(Dataset items)
— Start —
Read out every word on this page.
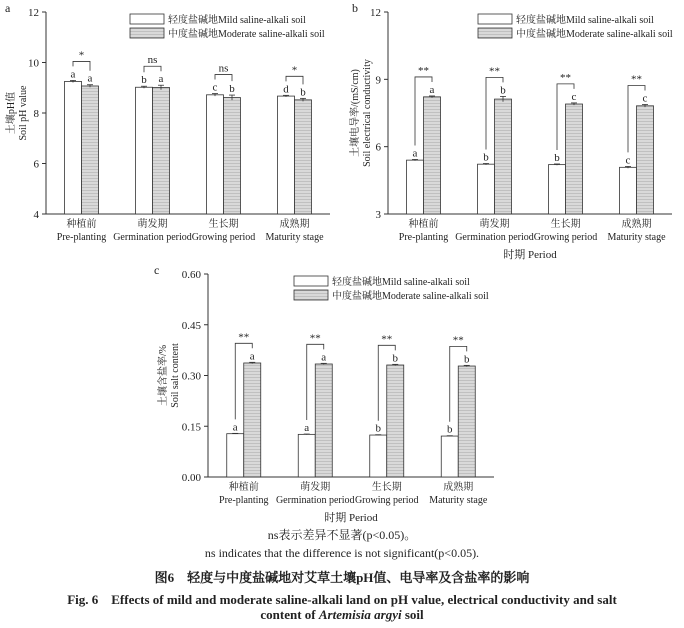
a
4
6
8
10
12
土壤pH值 Soil pH value
轻度盐碱地Mild saline-alkali soil
中度盐碱地Moderate saline-alkali soil
a a
*
种植前
Pre-planting
b a
ns
萌发期
Germination period
c b
ns
生长期
Growing period
d b
*
成熟期
Maturity stage
b
3
6
9
12
土壤电导率/(mS/cm) Soil electrical conductivity
轻度盐碱地Mild saline-alkali soil
中度盐碱地Moderate saline-alkali soil
a
a
**
种植前
Pre-planting
b
b
**
萌发期
Germination period
b
c
**
生长期
Growing period
c
c
**
成熟期
Maturity stage
时期 Period
c
0.00
0.15
0.30
0.45
0.60
土壤含盐率/% Soil salt content
轻度盐碱地Mild saline-alkali soil
中度盐碱地Moderate saline-alkali soil
a
a
**
种植前
Pre-planting
a
a
**
萌发期
Germination period
b
b
**
生长期
Growing period
b
b
**
成熟期
Maturity stage
时期 Period
ns表示差异不显著(p<0.05)。
ns indicates that the difference is not significant(p<0.05).
图6　轻度与中度盐碱地对艾草土壤pH值、电导率及含盐率的影响
Fig. 6　Effects of mild and moderate saline-alkali land on pH value, electrical conductivity and salt
content of Artemisia argyi soil
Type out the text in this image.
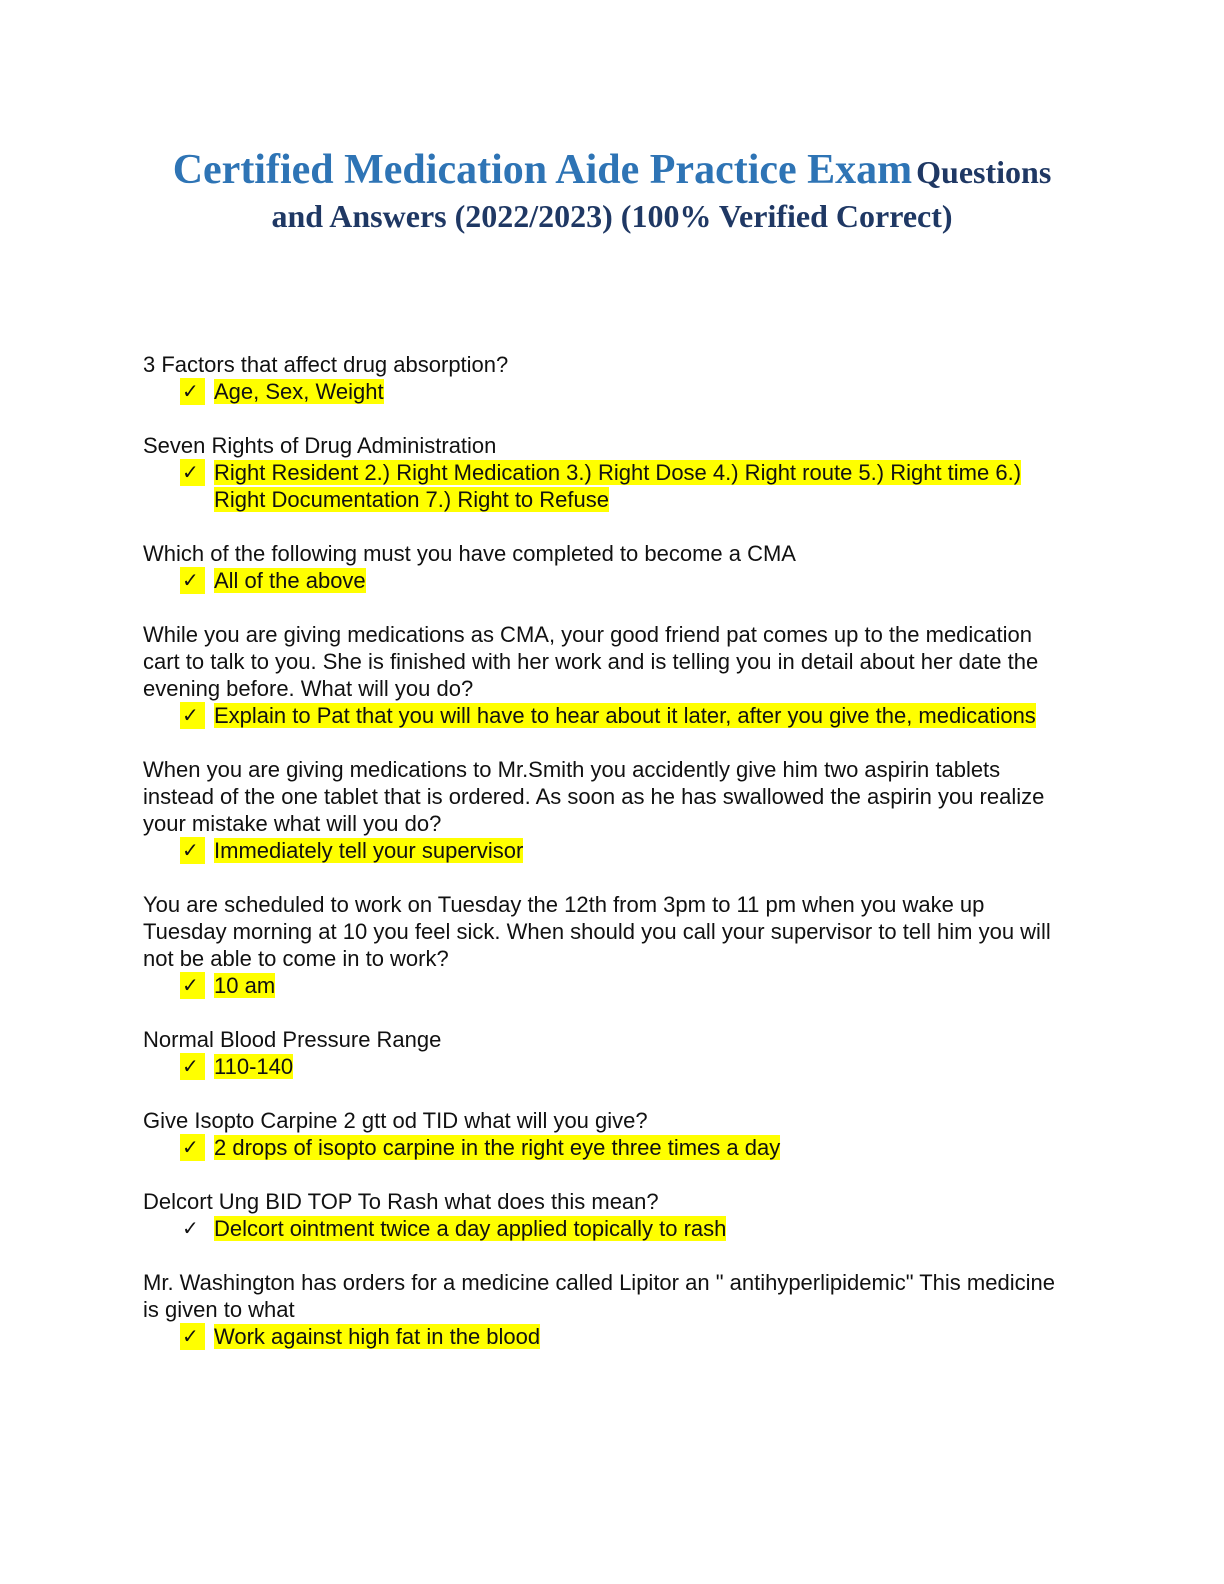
Certified Medication Aide Practice Exam Questions
and Answers (2022/2023) (100% Verified Correct)
3 Factors that affect drug absorption?
✓ Age, Sex, Weight
Seven Rights of Drug Administration
✓ Right Resident 2.) Right Medication 3.) Right Dose 4.) Right route 5.) Right time 6.) Right Documentation 7.) Right to Refuse
Which of the following must you have completed to become a CMA
✓ All of the above
While you are giving medications as CMA, your good friend pat comes up to the medication cart to talk to you. She is finished with her work and is telling you in detail about her date the evening before. What will you do?
✓ Explain to Pat that you will have to hear about it later, after you give the, medications
When you are giving medications to Mr.Smith you accidently give him two aspirin tablets instead of the one tablet that is ordered. As soon as he has swallowed the aspirin you realize your mistake what will you do?
✓ Immediately tell your supervisor
You are scheduled to work on Tuesday the 12th from 3pm to 11 pm when you wake up Tuesday morning at 10 you feel sick. When should you call your supervisor to tell him you will not be able to come in to work?
✓ 10 am
Normal Blood Pressure Range
✓ 110-140
Give Isopto Carpine 2 gtt od TID what will you give?
✓ 2 drops of isopto carpine in the right eye three times a day
Delcort Ung BID TOP To Rash what does this mean?
✓ Delcort ointment twice a day applied topically to rash
Mr. Washington has orders for a medicine called Lipitor an " antihyperlipidemic" This medicine is given to what
✓ Work against high fat in the blood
— End —
## [Required task]
Report every line containing the word "about" from the listing above.

## [Output for this task]
While you are giving medications as CMA, your good friend pat comes up to the medication cart to talk to you. She is finished with her work and is telling you in detail about her date the evening before. What will you do?
✓ Explain to Pat that you will have to hear about it later, after you give the, medications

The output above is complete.